**Instructions for the task:** Scan the lines below for the word "personal". Copy each line you find it in.

= = = = = = =

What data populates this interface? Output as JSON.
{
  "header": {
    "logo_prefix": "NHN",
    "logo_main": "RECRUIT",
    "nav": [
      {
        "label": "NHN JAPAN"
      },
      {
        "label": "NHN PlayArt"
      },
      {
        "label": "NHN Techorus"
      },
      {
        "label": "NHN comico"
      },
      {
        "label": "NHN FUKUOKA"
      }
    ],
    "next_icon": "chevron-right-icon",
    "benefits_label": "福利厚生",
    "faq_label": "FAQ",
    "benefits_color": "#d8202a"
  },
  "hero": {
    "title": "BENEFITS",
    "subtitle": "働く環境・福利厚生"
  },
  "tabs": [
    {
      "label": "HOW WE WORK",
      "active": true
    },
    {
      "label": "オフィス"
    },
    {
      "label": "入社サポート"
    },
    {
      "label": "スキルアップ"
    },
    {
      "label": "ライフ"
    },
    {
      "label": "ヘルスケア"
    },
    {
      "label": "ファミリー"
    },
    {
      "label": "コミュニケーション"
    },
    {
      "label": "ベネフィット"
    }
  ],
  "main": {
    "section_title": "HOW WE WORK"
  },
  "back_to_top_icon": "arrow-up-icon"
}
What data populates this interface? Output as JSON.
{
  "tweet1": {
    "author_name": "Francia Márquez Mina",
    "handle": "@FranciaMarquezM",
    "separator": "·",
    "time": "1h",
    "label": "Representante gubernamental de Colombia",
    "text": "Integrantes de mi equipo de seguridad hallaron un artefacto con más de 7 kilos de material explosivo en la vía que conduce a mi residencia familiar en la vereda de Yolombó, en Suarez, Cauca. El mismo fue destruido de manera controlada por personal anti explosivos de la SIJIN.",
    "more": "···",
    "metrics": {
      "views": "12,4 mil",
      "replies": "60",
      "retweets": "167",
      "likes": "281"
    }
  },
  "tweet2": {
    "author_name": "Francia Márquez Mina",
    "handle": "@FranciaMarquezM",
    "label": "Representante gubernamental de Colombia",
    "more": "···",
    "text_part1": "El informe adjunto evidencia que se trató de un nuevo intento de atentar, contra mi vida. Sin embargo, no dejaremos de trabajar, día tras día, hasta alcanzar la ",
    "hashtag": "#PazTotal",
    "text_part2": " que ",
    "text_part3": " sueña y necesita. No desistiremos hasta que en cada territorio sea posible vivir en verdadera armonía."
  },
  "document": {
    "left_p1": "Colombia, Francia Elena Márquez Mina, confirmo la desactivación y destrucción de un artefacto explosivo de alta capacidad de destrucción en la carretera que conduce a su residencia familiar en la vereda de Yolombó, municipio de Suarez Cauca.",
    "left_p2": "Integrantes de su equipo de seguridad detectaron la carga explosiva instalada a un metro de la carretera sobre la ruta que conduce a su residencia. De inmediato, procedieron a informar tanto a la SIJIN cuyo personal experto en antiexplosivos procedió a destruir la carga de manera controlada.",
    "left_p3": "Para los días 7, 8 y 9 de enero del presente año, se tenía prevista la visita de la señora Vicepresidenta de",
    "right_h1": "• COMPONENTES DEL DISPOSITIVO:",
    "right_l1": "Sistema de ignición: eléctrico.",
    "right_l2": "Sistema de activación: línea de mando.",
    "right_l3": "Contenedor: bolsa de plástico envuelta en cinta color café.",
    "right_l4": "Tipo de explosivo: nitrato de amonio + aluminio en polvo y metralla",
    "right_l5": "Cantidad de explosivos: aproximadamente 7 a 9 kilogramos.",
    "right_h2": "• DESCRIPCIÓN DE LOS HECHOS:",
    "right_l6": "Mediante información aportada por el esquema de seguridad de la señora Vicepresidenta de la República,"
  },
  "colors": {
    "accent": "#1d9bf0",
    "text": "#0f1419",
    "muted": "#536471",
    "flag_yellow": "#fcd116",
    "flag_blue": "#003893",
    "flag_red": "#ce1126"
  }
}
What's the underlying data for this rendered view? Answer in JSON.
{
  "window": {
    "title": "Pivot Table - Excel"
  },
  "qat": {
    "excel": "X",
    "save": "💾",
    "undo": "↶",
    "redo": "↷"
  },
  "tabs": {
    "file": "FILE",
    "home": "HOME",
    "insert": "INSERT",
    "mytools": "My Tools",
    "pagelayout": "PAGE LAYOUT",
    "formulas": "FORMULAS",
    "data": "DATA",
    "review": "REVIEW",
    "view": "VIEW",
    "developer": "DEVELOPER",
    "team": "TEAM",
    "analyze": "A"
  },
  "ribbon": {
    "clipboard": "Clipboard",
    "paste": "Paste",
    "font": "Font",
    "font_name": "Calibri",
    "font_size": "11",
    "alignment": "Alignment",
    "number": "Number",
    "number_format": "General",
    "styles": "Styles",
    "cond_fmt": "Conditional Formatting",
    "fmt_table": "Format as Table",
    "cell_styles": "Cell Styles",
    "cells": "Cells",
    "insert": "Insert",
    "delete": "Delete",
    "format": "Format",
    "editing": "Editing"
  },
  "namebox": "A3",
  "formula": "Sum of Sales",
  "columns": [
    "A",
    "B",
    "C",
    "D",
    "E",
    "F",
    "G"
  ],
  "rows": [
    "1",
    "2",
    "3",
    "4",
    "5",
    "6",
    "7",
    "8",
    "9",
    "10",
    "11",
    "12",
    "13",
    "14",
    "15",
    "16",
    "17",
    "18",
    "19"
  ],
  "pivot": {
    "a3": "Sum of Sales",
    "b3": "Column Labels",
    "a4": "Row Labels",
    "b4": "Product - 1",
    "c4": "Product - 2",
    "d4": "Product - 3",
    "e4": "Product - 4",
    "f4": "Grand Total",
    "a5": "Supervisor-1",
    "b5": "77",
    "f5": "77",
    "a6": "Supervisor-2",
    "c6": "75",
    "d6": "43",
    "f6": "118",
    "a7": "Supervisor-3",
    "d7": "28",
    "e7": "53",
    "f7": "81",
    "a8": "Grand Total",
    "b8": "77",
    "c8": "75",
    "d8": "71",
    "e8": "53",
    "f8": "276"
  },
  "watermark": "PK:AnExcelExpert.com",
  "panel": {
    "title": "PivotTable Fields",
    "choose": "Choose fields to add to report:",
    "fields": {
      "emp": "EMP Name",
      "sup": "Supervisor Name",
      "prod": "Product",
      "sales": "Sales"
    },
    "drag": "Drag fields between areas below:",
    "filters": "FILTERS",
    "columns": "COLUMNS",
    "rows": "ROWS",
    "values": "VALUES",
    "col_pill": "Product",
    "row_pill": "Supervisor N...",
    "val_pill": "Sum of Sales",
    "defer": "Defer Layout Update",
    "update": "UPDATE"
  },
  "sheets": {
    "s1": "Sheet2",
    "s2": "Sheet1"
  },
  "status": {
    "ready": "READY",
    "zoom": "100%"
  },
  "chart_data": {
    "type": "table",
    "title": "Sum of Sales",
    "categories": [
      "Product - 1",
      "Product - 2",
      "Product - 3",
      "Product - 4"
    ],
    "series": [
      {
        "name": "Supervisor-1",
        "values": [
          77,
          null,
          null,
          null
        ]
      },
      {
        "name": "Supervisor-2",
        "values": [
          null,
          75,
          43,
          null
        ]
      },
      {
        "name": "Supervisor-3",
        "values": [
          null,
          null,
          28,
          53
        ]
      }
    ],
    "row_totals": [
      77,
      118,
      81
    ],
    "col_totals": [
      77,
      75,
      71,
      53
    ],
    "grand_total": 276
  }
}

= = = = = = =

**Answer to this problem:**
    "text": "Integrantes de mi equipo de seguridad hallaron un artefacto con más de 7 kilos de material explosivo en la vía que conduce a mi residencia familiar en la vereda de Yolombó, en Suarez, Cauca. El mismo fue destruido de manera controlada por personal anti explosivos de la SIJIN.",
    "left_p2": "Integrantes de su equipo de seguridad detectaron la carga explosiva instalada a un metro de la carretera sobre la ruta que conduce a su residencia. De inmediato, procedieron a informar tanto a la SIJIN cuyo personal experto en antiexplosivos procedió a destruir la carga de manera controlada.",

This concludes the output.